STATED GOAL
Exactly reproduce the entries, dropping any pictures from your copy.

MATERIAL FOR THIS TASK
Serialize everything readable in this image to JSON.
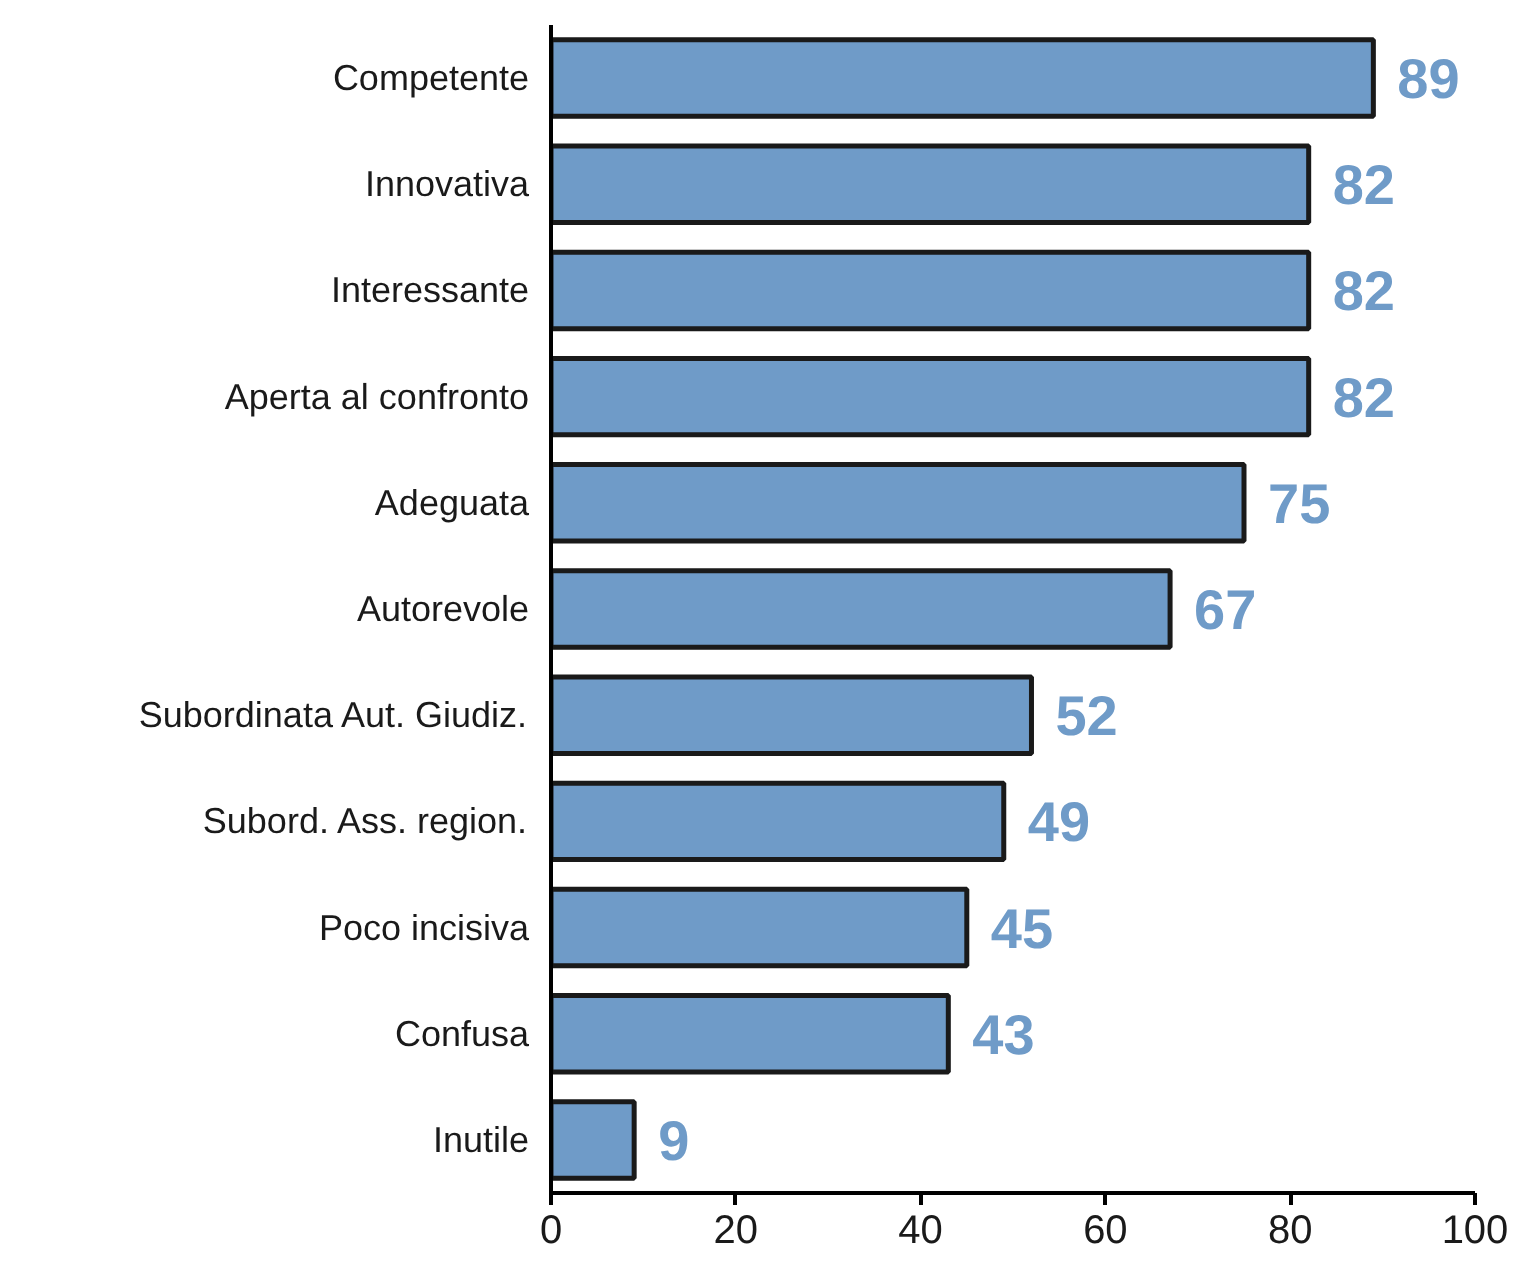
{
  "chart_data": {
    "type": "bar",
    "orientation": "horizontal",
    "categories": [
      "Competente",
      "Innovativa",
      "Interessante",
      "Aperta al confronto",
      "Adeguata",
      "Autorevole",
      "Subordinata Aut. Giudiz.",
      "Subord. Ass. region.",
      "Poco incisiva",
      "Confusa",
      "Inutile"
    ],
    "values": [
      89,
      82,
      82,
      82,
      75,
      67,
      52,
      49,
      45,
      43,
      9
    ],
    "color": "#6f9bc8",
    "xlim": [
      0,
      100
    ],
    "xticks": [
      0,
      20,
      40,
      60,
      80,
      100
    ],
    "data_labels": true,
    "grid": false
  }
}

REPLY TO THE EXERCISE
Serialize everything readable in this image to JSON.
{
  "chart_data": {
    "type": "bar",
    "orientation": "horizontal",
    "categories": [
      "Competente",
      "Innovativa",
      "Interessante",
      "Aperta al confronto",
      "Adeguata",
      "Autorevole",
      "Subordinata Aut. Giudiz.",
      "Subord. Ass. region.",
      "Poco incisiva",
      "Confusa",
      "Inutile"
    ],
    "values": [
      89,
      82,
      82,
      82,
      75,
      67,
      52,
      49,
      45,
      43,
      9
    ],
    "color": "#6f9bc8",
    "xlim": [
      0,
      100
    ],
    "xticks": [
      0,
      20,
      40,
      60,
      80,
      100
    ],
    "data_labels": true,
    "grid": false
  }
}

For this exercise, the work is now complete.